Supplied material:
☆ ☆ ☆ ☆ ☆ ☆ ☆
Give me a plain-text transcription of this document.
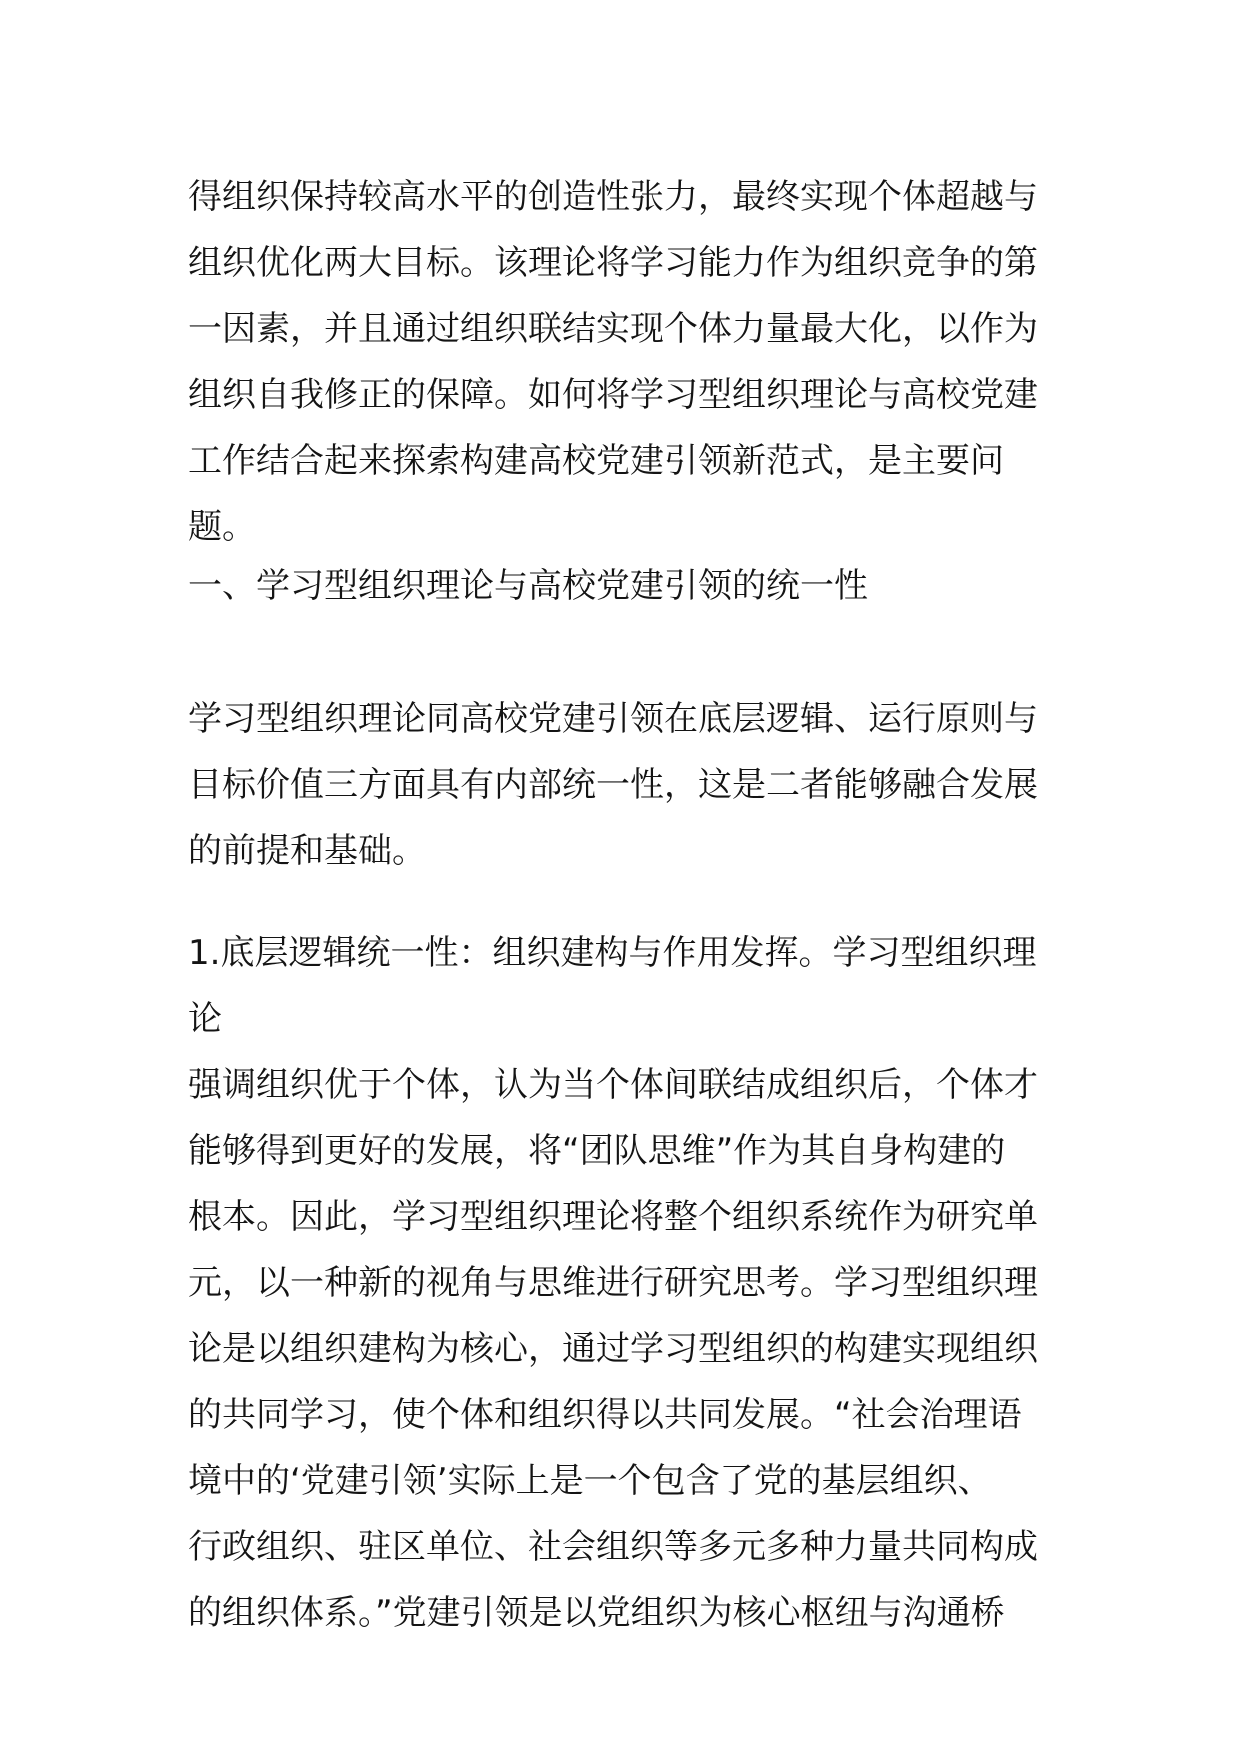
得组织保持较高水平的创造性张力，最终实现个体超越与
组织优化两大目标。该理论将学习能力作为组织竞争的第
一因素，并且通过组织联结实现个体力量最大化，以作为
组织自我修正的保障。如何将学习型组织理论与高校党建
工作结合起来探索构建高校党建引领新范式，是主要问题。

一、学习型组织理论与高校党建引领的统一性

学习型组织理论同高校党建引领在底层逻辑、运行原则与
目标价值三方面具有内部统一性，这是二者能够融合发展
的前提和基础。

1.底层逻辑统一性：组织建构与作用发挥。学习型组织理论
强调组织优于个体，认为当个体间联结成组织后，个体才
能够得到更好的发展，将“团队思维”作为其自身构建的
根本。因此，学习型组织理论将整个组织系统作为研究单
元，以一种新的视角与思维进行研究思考。学习型组织理
论是以组织建构为核心，通过学习型组织的构建实现组织
的共同学习，使个体和组织得以共同发展。“社会治理语
境中的‘党建引领’实际上是一个包含了党的基层组织、
行政组织、驻区单位、社会组织等多元多种力量共同构成
的组织体系。”党建引领是以党组织为核心枢纽与沟通桥
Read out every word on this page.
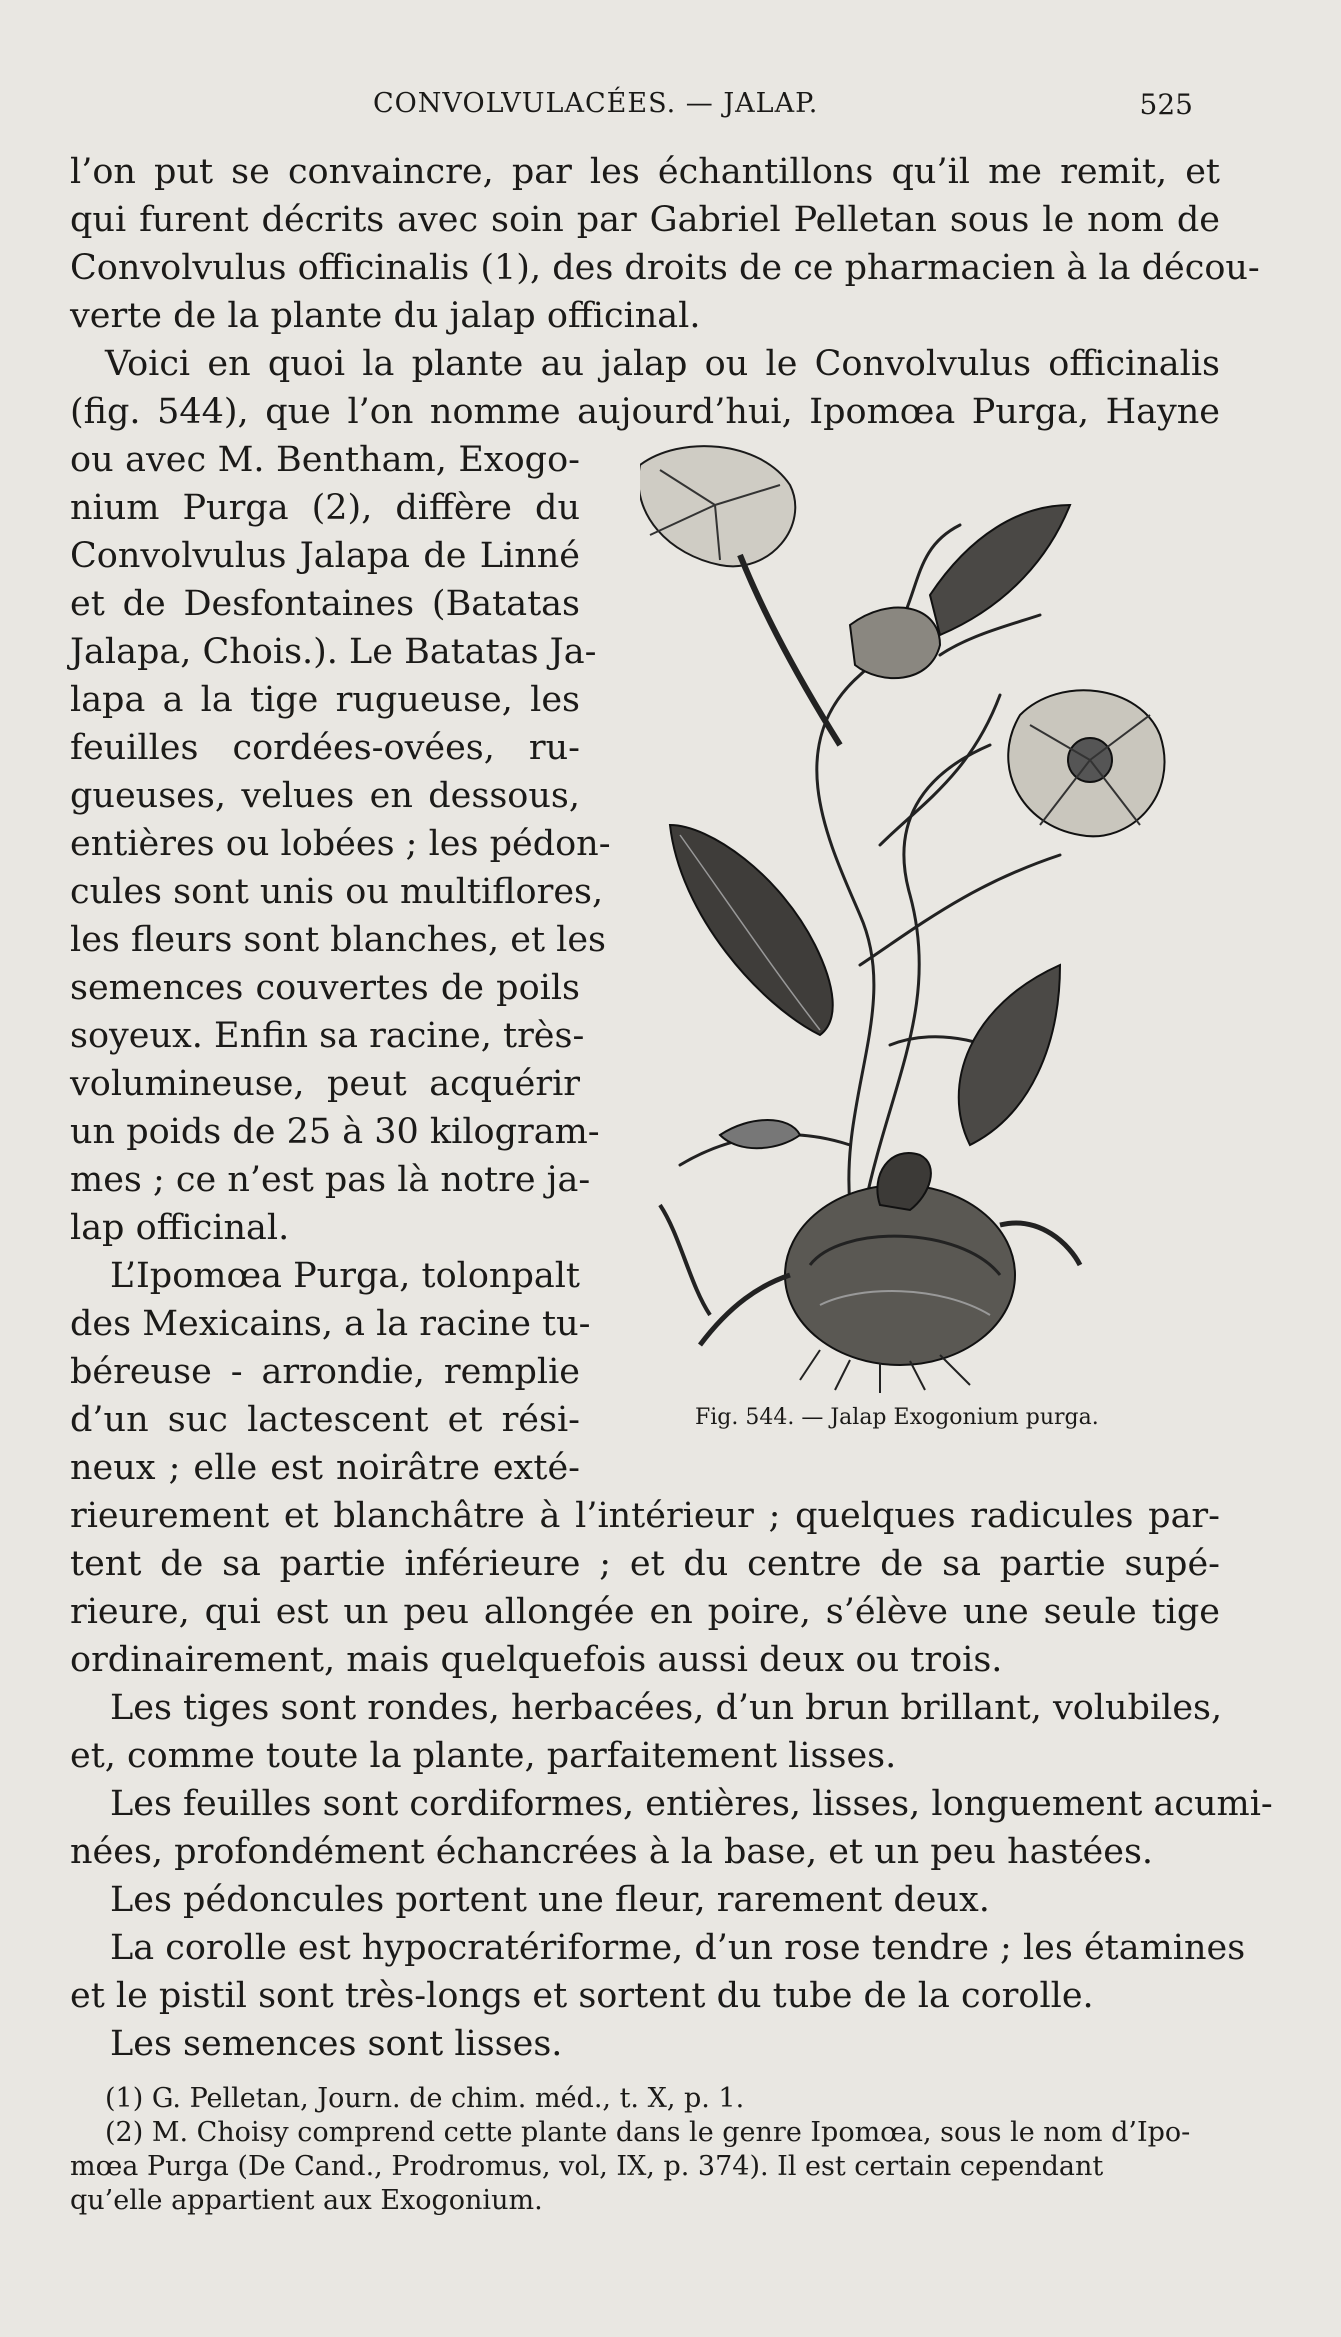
CONVOLVULACÉES. — JALAP.	525

l’on put se convaincre, par les échantillons qu’il me remit, et

qui furent décrits avec soin par Gabriel Pelletan sous le nom de

Convolvulus officinalis (1), des droits de ce pharmacien à la décou-

verte de la plante du jalap officinal.

Voici en quoi la plante au jalap ou le Convolvulus officinalis

(fig. 544), que l’on nomme aujourd’hui, Ipomœa Purga, Hayne

ou avec M. Bentham, Exogo-

nium Purga (2), diffère du

Convolvulus Jalapa de Linné

et de Desfontaines (Batatas

Jalapa, Chois.). Le Batatas Ja-

lapa a la tige rugueuse, les

feuilles cordées-ovées, ru-

gueuses, velues en dessous,

entières ou lobées ; les pédon-

cules sont unis ou multiflores,

les fleurs sont blanches, et les

semences couvertes de poils

soyeux. Enfin sa racine, très-

volumineuse, peut acquérir

un poids de 25 à 30 kilogram-

mes ; ce n’est pas là notre ja-

lap officinal.

L’Ipomœa Purga, tolonpalt

des Mexicains, a la racine tu-

béreuse - arrondie, remplie

d’un suc lactescent et rési-

neux ; elle est noirâtre exté-

rieurement et blanchâtre à l’intérieur ; quelques radicules par-

tent de sa partie inférieure ; et du centre de sa partie supé-

rieure, qui est un peu allongée en poire, s’élève une seule tige

ordinairement, mais quelquefois aussi deux ou trois.

Les tiges sont rondes, herbacées, d’un brun brillant, volubiles,

et, comme toute la plante, parfaitement lisses.

Les feuilles sont cordiformes, entières, lisses, longuement acumi-

nées, profondément échancrées à la base, et un peu hastées.

Les pédoncules portent une fleur, rarement deux.

La corolle est hypocratériforme, d’un rose tendre ; les étamines

et le pistil sont très-longs et sortent du tube de la corolle.

Les semences sont lisses.

Fig. 544. — Jalap Exogonium purga.

(1) G. Pelletan, Journ. de chim. méd., t. X, p. 1.

(2) M. Choisy comprend cette plante dans le genre Ipomœa, sous le nom d’Ipo-

mœa Purga (De Cand., Prodromus, vol, IX, p. 374). Il est certain cependant

qu’elle appartient aux Exogonium.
☆ ☆ ☆ ☆ ☆ ☆ ☆
Exercise objective: Show each line of the data that contains the string "sont".

Solution for this task:
cules sont unis ou multiflores,
les fleurs sont blanches, et les
Les tiges sont rondes, herbacées, d’un brun brillant, volubiles,
Les feuilles sont cordiformes, entières, lisses, longuement acumi-
et le pistil sont très-longs et sortent du tube de la corolle.
Les semences sont lisses.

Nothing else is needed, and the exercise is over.